» **Layout annotation data**:

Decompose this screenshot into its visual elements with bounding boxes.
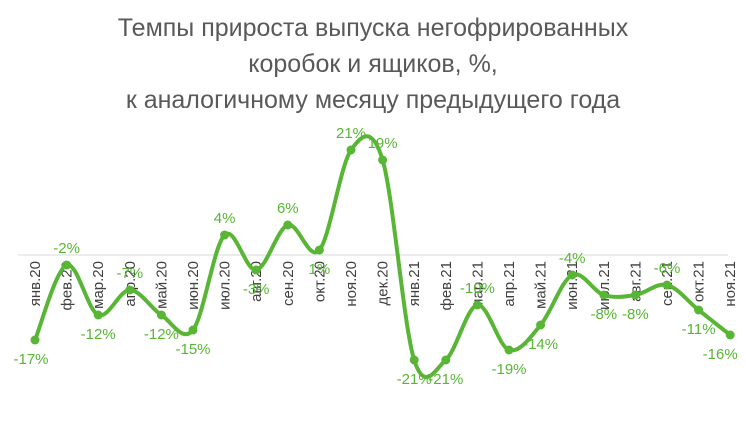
chart-title: Темпы прироста выпуска негофрированных к… <box>0 10 746 118</box>
x-tick-label: апр.21 <box>501 261 518 307</box>
data-label: -17% <box>13 351 48 368</box>
data-point <box>630 290 640 300</box>
data-point <box>346 145 356 155</box>
data-label: -7% <box>116 265 143 282</box>
x-tick-label: фев.21 <box>438 261 455 311</box>
data-point <box>662 280 672 290</box>
data-point <box>93 310 103 320</box>
x-tick-label: ноя.21 <box>722 261 739 307</box>
data-label: 1% <box>309 261 331 278</box>
x-tick-label: май.20 <box>153 261 170 309</box>
x-tick-label: дек.20 <box>375 261 392 306</box>
x-tick-label: июл.21 <box>596 261 613 310</box>
x-tick-label: янв.20 <box>27 261 44 306</box>
x-tick-label: сен.20 <box>280 261 297 306</box>
data-label: -21% <box>397 371 432 388</box>
chart-title-line-2: коробок и ящиков, %, <box>248 50 498 78</box>
data-label: -8% <box>590 306 617 323</box>
chart-title-line-3: к аналогичному месяцу предыдущего года <box>125 86 621 114</box>
data-label: -4% <box>559 250 586 267</box>
data-label: -8% <box>622 306 649 323</box>
x-tick-label: апр.20 <box>122 261 139 307</box>
series-line <box>33 134 733 379</box>
data-label: -12% <box>144 326 179 343</box>
data-label: -19% <box>491 361 526 378</box>
data-label: -15% <box>175 341 210 358</box>
data-point <box>314 245 324 255</box>
data-label: 21% <box>336 125 366 142</box>
data-label: -11% <box>682 321 716 338</box>
data-label: 19% <box>368 135 398 152</box>
data-point <box>567 270 577 280</box>
x-tick-label: окт.20 <box>311 261 328 302</box>
chart-title-line-1: Темпы прироста выпуска негофрированных <box>117 14 629 42</box>
data-point <box>220 230 230 240</box>
x-tick-label: июн.20 <box>185 261 202 310</box>
data-point <box>156 310 166 320</box>
data-point <box>441 355 451 365</box>
data-point <box>599 290 609 300</box>
data-label: -21% <box>428 371 463 388</box>
data-point <box>725 330 735 340</box>
data-point <box>62 260 72 270</box>
x-tick-label: июл.20 <box>217 261 234 310</box>
data-point <box>694 305 704 315</box>
x-tick-label: окт.21 <box>691 261 708 302</box>
data-label: 4% <box>214 210 236 227</box>
data-point <box>378 155 388 165</box>
data-point <box>504 345 514 355</box>
x-tick-label: май.21 <box>533 261 550 309</box>
data-label: -12% <box>81 326 116 343</box>
x-tick-label: июн.21 <box>564 261 581 310</box>
data-point <box>472 300 482 310</box>
data-point <box>30 335 40 345</box>
x-tick-label: ноя.20 <box>343 261 360 307</box>
data-label: -10% <box>460 280 495 297</box>
data-label: 6% <box>277 200 299 217</box>
data-label: -16% <box>703 346 738 363</box>
data-label: -6% <box>654 260 681 277</box>
data-point <box>283 220 293 230</box>
data-label: -3% <box>243 281 270 298</box>
x-tick-label: янв.21 <box>406 261 423 306</box>
x-tick-label: мар.21 <box>469 261 486 309</box>
data-label: -2% <box>53 240 80 257</box>
data-point <box>188 325 198 335</box>
data-point <box>251 265 261 275</box>
x-tick-label: мар.20 <box>90 261 107 309</box>
data-point <box>409 355 419 365</box>
x-tick-label: фев.20 <box>59 261 76 311</box>
data-point <box>125 285 135 295</box>
data-label: -14% <box>523 336 558 353</box>
data-point <box>536 320 546 330</box>
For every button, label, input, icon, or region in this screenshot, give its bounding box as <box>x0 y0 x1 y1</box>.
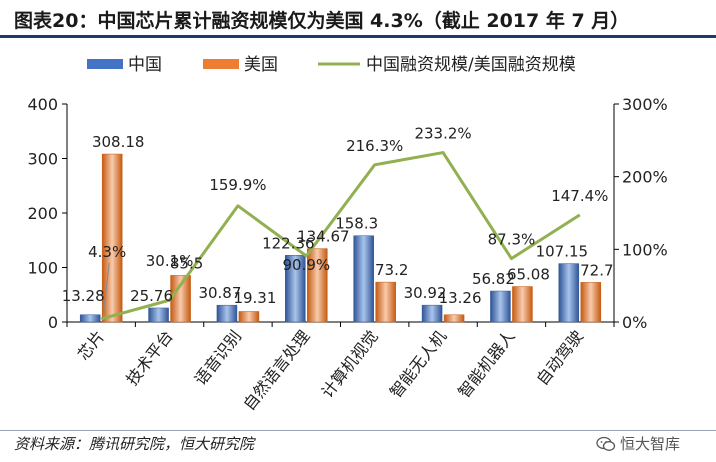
data-label-ratio: 90.9% <box>282 256 330 274</box>
y-tick-label-left: 0 <box>48 313 58 332</box>
data-label-china: 158.3 <box>335 215 378 233</box>
legend-swatch-china <box>87 59 123 69</box>
chart-title: 图表20：中国芯片累计融资规模仅为美国 4.3%（截止 2017 年 7 月） <box>14 10 630 32</box>
source-note: 资料来源：腾讯研究院，恒大研究院 <box>14 435 255 453</box>
y-tick-label-right: 200% <box>622 168 668 187</box>
ratio-line <box>100 151 581 321</box>
x-tick-label: 智能机器人 <box>454 327 518 402</box>
data-label-usa: 19.31 <box>233 289 276 307</box>
y-tick-label-left: 100 <box>27 259 58 278</box>
legend-label-china: 中国 <box>128 55 162 75</box>
bar-usa <box>307 248 328 323</box>
ratio-leader-line <box>102 262 110 317</box>
watermark-text: 恒大智库 <box>620 435 681 453</box>
y-tick-label-left: 200 <box>27 204 58 223</box>
data-label-china: 30.92 <box>404 284 447 302</box>
data-label-china: 25.76 <box>130 287 173 305</box>
bar-usa <box>238 311 260 323</box>
y-tick-label-left: 400 <box>27 95 58 114</box>
bar-usa <box>170 275 191 323</box>
data-label-usa: 65.08 <box>507 266 550 284</box>
chart: 中国 美国 中国融资规模/美国融资规模 0 100 200 300 400 0% 100% 200%… <box>27 55 668 414</box>
data-label-ratio: 30.1% <box>146 252 194 270</box>
bar-usa <box>375 281 396 323</box>
data-label-usa: 134.67 <box>297 228 350 246</box>
bar-china <box>421 304 443 323</box>
data-label-china: 30.87 <box>198 284 241 302</box>
data-label-ratio: 87.3% <box>488 231 536 249</box>
data-label-usa: 13.26 <box>439 289 482 307</box>
data-label-china: 122.36 <box>262 234 315 252</box>
bar-china <box>285 255 306 323</box>
data-label-ratio: 233.2% <box>414 125 471 143</box>
watermark: 恒大智库 <box>596 433 680 454</box>
bar-china <box>216 304 238 323</box>
data-label-china: 107.15 <box>536 243 589 261</box>
legend-swatch-usa <box>203 59 239 69</box>
y-tick-label-right: 300% <box>622 95 668 114</box>
data-label-usa: 308.18 <box>92 133 145 151</box>
x-tick-label: 芯片 <box>74 327 109 364</box>
data-label-usa: 85.5 <box>170 254 203 272</box>
bar-usa <box>580 282 602 323</box>
y-tick-label-left: 300 <box>27 150 58 169</box>
y-tick-label-right: 0% <box>622 313 647 332</box>
data-label-ratio: 159.9% <box>209 176 266 194</box>
legend-label-usa: 美国 <box>244 55 278 75</box>
bar-china <box>558 263 580 323</box>
bar-china <box>148 307 169 323</box>
x-tick-label: 技术平台 <box>122 327 176 389</box>
data-label-ratio: 147.4% <box>551 187 608 205</box>
bar-usa <box>443 314 465 323</box>
wechat-icon <box>596 436 616 451</box>
bar-china <box>79 314 101 323</box>
data-label-china: 56.82 <box>472 270 515 288</box>
data-label-usa: 73.2 <box>375 261 408 279</box>
x-tick-label: 语音识别 <box>191 327 245 389</box>
data-label-usa: 72.7 <box>580 261 613 279</box>
x-tick-label: 自动驾驶 <box>533 327 587 389</box>
y-tick-label-right: 100% <box>622 240 668 259</box>
footer-rule <box>0 430 716 431</box>
data-label-ratio: 4.3% <box>88 243 126 261</box>
x-tick-label: 智能无人机 <box>386 327 450 402</box>
title-bar: 图表20：中国芯片累计融资规模仅为美国 4.3%（截止 2017 年 7 月） <box>0 0 716 38</box>
bar-china <box>353 235 374 323</box>
data-label-china: 13.28 <box>62 287 105 305</box>
data-label-ratio: 216.3% <box>346 137 403 155</box>
legend-label-ratio: 中国融资规模/美国融资规模 <box>366 55 576 75</box>
bar-china <box>490 290 511 323</box>
x-tick-label: 自然语言处理 <box>239 327 313 414</box>
bar-usa <box>512 286 533 323</box>
x-tick-label: 计算机视觉 <box>318 327 382 402</box>
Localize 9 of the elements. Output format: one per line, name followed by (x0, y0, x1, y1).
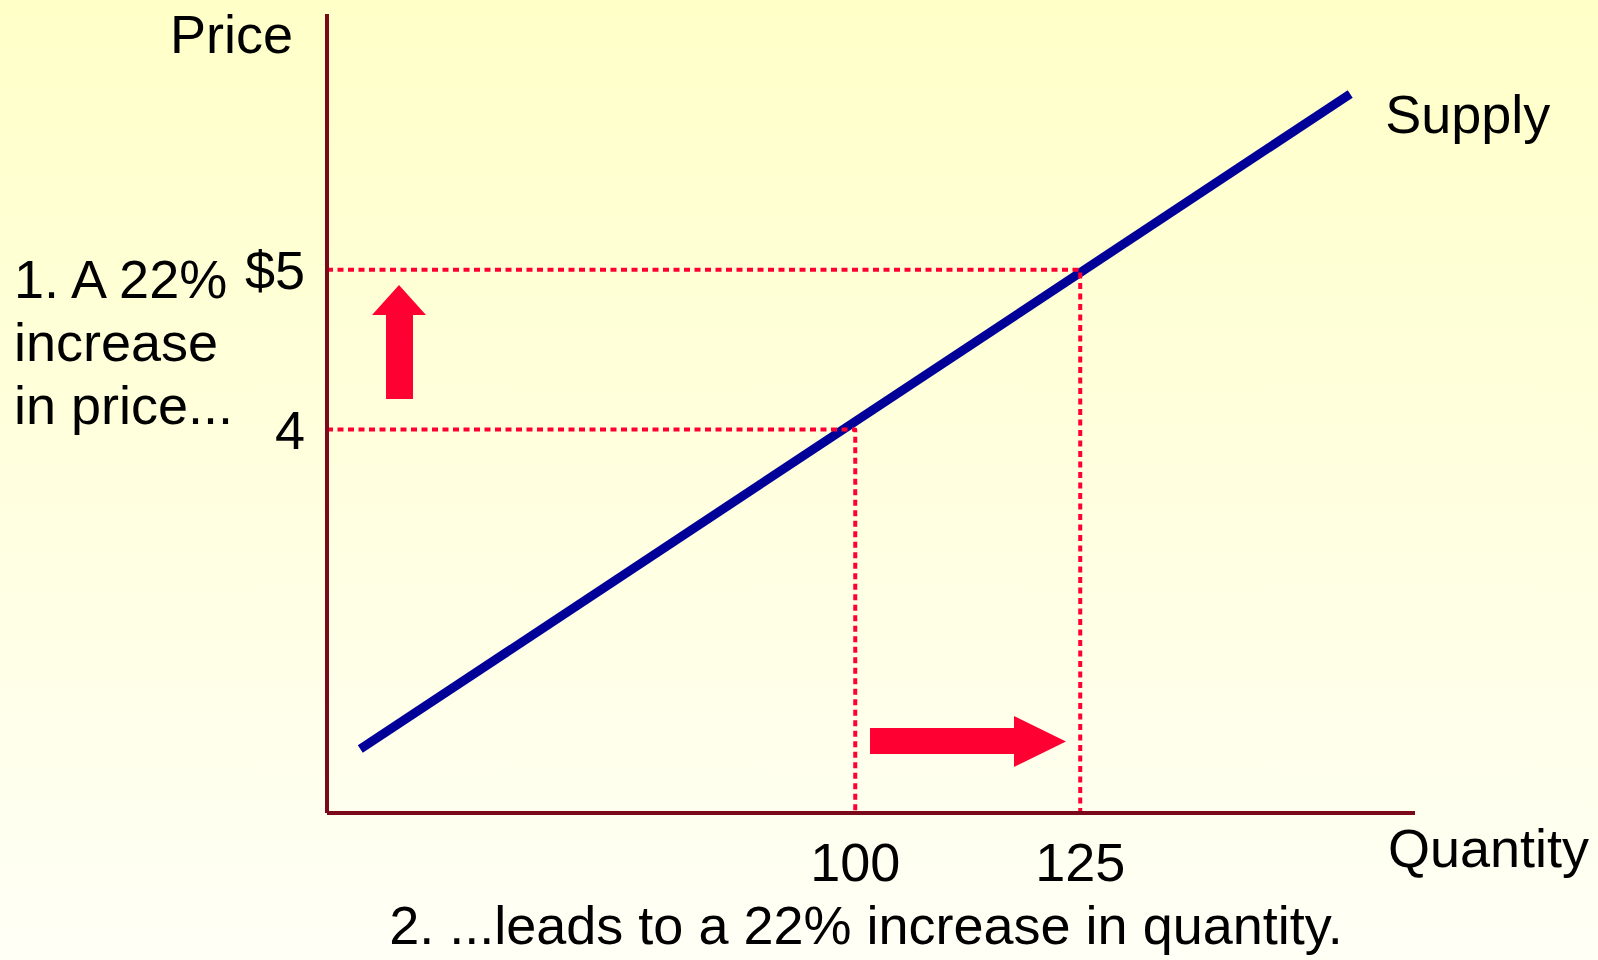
x-tick-label: 125 (1035, 832, 1126, 893)
x-axis-title: Quantity (1388, 818, 1590, 878)
text: 1. A 22% increase in price... (14, 249, 234, 435)
y-tick-label: 4 (274, 399, 305, 460)
text: 2. ...leads to a 22% increase in quantity. (389, 895, 1343, 955)
y-axis-title: Price (169, 4, 293, 64)
y-tick-label: $5 (244, 239, 305, 300)
x-tick-label: 100 (810, 832, 901, 893)
series-label: Supply (1385, 83, 1551, 144)
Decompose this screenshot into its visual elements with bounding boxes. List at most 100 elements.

» **GIVEN EXERCISE**: Copy out, character for character, every line of the rows above from the line containing "data-label-ratio: 90.9% <box>282" down to the line containing "y-tick-label-right: 200% <box>622", including both of those lines.

» **WRITTEN SOLUTION**:
data-label-ratio: 90.9% <box>282 256 330 274</box>
y-tick-label-left: 0 <box>48 313 58 332</box>
data-label-china: 158.3 <box>335 215 378 233</box>
legend-swatch-china <box>87 59 123 69</box>
chart-title: 图表20：中国芯片累计融资规模仅为美国 4.3%（截止 2017 年 7 月） <box>14 10 630 32</box>
source-note: 资料来源：腾讯研究院，恒大研究院 <box>14 435 255 453</box>
y-tick-label-right: 200% <box>622 168 668 187</box>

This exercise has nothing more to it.